**JOB**: Skip the pictures and quote all of the lines exactly.

======== DATA TO USE ========

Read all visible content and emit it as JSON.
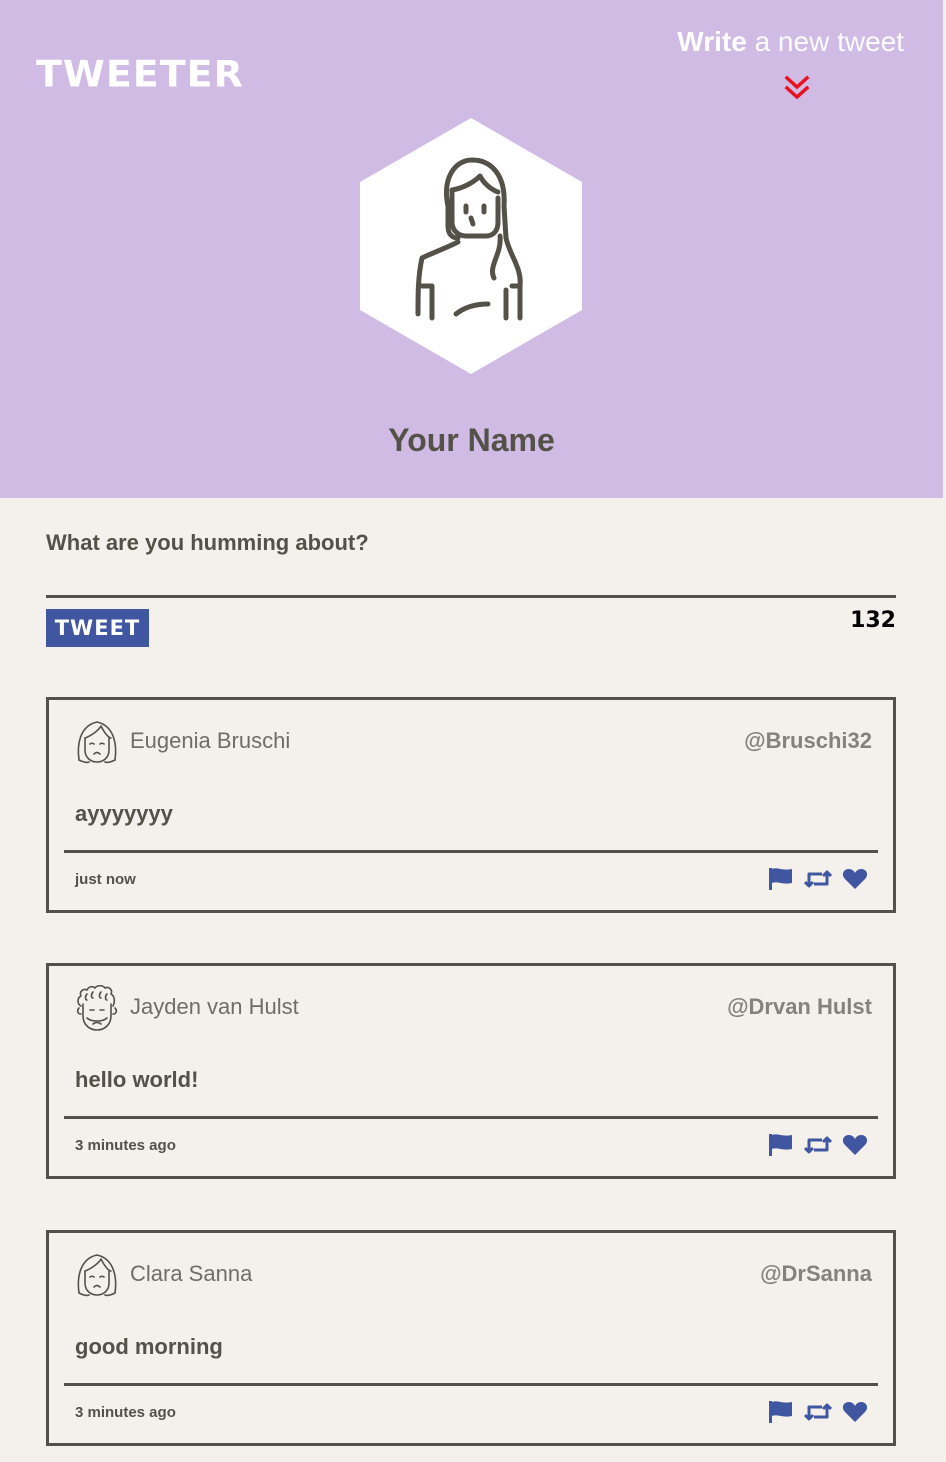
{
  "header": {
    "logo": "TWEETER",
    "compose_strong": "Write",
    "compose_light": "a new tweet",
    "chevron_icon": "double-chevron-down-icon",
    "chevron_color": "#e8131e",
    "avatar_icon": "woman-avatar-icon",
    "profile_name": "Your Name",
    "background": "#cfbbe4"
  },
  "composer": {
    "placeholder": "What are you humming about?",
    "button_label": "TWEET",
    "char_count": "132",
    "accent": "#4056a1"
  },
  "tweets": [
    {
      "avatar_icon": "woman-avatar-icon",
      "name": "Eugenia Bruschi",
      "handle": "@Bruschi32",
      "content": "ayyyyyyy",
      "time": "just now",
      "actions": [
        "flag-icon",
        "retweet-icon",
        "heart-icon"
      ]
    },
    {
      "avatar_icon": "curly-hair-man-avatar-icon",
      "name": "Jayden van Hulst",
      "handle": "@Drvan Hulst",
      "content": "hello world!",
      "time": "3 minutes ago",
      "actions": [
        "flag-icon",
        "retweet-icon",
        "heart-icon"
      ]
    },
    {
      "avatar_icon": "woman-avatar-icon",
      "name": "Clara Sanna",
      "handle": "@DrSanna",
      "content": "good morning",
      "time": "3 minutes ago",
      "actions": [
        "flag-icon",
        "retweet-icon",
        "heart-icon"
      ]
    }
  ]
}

========

**RESULT**:
Read all visible content and emit it as JSON.
{
  "header": {
    "logo": "TWEETER",
    "compose_strong": "Write",
    "compose_light": "a new tweet",
    "chevron_icon": "double-chevron-down-icon",
    "chevron_color": "#e8131e",
    "avatar_icon": "woman-avatar-icon",
    "profile_name": "Your Name",
    "background": "#cfbbe4"
  },
  "composer": {
    "placeholder": "What are you humming about?",
    "button_label": "TWEET",
    "char_count": "132",
    "accent": "#4056a1"
  },
  "tweets": [
    {
      "avatar_icon": "woman-avatar-icon",
      "name": "Eugenia Bruschi",
      "handle": "@Bruschi32",
      "content": "ayyyyyyy",
      "time": "just now",
      "actions": [
        "flag-icon",
        "retweet-icon",
        "heart-icon"
      ]
    },
    {
      "avatar_icon": "curly-hair-man-avatar-icon",
      "name": "Jayden van Hulst",
      "handle": "@Drvan Hulst",
      "content": "hello world!",
      "time": "3 minutes ago",
      "actions": [
        "flag-icon",
        "retweet-icon",
        "heart-icon"
      ]
    },
    {
      "avatar_icon": "woman-avatar-icon",
      "name": "Clara Sanna",
      "handle": "@DrSanna",
      "content": "good morning",
      "time": "3 minutes ago",
      "actions": [
        "flag-icon",
        "retweet-icon",
        "heart-icon"
      ]
    }
  ]
}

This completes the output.